━━━ DATA LINES

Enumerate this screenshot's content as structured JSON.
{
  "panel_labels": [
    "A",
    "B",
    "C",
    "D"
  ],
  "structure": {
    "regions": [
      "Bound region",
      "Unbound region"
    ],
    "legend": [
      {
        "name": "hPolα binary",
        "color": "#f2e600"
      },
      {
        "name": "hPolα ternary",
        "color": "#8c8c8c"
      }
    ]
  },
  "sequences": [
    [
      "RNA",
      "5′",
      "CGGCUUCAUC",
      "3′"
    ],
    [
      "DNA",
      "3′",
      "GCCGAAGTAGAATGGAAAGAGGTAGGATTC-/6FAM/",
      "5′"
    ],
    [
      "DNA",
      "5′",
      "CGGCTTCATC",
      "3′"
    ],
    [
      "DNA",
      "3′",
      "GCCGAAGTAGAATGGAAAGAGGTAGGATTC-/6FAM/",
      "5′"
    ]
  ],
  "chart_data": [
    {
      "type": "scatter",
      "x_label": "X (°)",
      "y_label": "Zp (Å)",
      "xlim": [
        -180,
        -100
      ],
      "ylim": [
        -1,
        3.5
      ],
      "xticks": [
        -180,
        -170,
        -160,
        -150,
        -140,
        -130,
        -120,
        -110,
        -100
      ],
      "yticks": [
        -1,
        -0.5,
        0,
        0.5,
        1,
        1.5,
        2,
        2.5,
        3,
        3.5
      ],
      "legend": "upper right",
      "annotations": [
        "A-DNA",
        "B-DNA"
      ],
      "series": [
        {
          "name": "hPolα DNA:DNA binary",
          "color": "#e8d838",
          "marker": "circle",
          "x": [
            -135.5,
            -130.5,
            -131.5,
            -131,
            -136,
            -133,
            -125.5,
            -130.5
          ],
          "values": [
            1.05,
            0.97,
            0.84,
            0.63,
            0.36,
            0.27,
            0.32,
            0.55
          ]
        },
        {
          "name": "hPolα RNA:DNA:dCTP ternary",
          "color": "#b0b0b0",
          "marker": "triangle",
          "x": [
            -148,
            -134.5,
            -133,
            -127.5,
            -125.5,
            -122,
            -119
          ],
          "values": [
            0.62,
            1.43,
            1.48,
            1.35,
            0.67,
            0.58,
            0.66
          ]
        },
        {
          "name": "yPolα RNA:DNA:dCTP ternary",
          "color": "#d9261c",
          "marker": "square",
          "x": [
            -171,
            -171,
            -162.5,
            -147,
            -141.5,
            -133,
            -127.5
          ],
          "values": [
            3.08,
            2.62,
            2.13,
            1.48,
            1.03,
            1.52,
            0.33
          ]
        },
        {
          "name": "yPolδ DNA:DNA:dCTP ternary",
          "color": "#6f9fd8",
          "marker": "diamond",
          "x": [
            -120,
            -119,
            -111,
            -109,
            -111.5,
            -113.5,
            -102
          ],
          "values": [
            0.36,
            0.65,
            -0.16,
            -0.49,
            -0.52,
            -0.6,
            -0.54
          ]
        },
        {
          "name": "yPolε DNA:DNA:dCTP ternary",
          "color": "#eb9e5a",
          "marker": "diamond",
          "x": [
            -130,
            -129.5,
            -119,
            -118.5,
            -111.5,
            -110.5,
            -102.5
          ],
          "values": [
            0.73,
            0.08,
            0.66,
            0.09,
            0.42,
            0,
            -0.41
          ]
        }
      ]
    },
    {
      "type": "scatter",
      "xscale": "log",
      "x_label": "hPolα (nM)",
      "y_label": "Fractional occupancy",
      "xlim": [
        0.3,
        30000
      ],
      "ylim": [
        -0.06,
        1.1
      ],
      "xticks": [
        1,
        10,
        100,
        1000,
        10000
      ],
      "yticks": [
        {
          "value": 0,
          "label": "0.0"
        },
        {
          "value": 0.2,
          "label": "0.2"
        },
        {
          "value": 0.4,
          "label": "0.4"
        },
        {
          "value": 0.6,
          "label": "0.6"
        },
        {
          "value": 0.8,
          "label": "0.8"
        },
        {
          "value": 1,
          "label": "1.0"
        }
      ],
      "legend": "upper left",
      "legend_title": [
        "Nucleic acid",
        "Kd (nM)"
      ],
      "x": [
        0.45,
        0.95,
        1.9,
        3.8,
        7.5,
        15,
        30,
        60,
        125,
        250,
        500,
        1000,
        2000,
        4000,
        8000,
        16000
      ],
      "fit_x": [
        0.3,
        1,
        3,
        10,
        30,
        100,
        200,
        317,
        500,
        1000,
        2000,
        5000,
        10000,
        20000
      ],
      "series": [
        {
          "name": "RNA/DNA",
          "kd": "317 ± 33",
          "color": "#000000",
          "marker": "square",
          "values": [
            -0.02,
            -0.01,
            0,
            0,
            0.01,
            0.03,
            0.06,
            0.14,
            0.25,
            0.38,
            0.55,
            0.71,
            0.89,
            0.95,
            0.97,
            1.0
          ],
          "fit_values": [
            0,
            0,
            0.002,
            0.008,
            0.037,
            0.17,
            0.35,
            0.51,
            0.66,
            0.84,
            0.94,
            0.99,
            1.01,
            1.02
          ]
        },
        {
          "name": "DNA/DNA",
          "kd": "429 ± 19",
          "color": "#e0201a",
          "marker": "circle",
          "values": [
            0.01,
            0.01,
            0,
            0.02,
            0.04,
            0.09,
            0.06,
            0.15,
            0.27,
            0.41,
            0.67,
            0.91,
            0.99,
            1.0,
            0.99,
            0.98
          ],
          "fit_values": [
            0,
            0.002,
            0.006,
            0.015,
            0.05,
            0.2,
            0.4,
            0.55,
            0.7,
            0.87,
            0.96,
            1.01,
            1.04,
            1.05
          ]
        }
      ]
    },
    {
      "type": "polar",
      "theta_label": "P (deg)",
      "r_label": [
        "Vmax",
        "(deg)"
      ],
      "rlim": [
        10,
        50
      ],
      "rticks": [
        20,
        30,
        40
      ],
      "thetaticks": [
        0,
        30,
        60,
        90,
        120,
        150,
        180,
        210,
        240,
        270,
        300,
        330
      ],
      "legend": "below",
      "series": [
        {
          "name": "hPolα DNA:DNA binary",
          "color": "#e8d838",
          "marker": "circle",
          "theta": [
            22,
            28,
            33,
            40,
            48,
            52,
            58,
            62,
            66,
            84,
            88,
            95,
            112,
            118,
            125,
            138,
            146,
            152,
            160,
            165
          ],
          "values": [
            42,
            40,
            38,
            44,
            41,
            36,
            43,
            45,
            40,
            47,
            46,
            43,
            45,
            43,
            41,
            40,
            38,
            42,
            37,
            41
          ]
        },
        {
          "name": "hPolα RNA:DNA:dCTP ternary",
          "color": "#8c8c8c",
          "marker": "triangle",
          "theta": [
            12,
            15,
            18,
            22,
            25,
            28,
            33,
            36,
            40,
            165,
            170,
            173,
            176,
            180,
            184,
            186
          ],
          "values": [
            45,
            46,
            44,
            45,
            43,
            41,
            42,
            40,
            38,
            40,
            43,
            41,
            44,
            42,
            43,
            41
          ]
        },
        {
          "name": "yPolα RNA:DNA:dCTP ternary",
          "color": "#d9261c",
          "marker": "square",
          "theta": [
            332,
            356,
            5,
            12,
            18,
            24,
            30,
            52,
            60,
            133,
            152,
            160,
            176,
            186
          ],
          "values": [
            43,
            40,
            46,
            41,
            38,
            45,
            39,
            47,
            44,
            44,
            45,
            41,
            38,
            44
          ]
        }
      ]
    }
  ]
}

━━━━━━

Copy out each line of the data containing the string "hPolα".

        "name": "hPolα binary",
        "name": "hPolα ternary",
          "name": "hPolα DNA:DNA binary",
          "name": "hPolα RNA:DNA:dCTP ternary",
      "x_label": "hPolα (nM)",
          "name": "hPolα DNA:DNA binary",
          "name": "hPolα RNA:DNA:dCTP ternary",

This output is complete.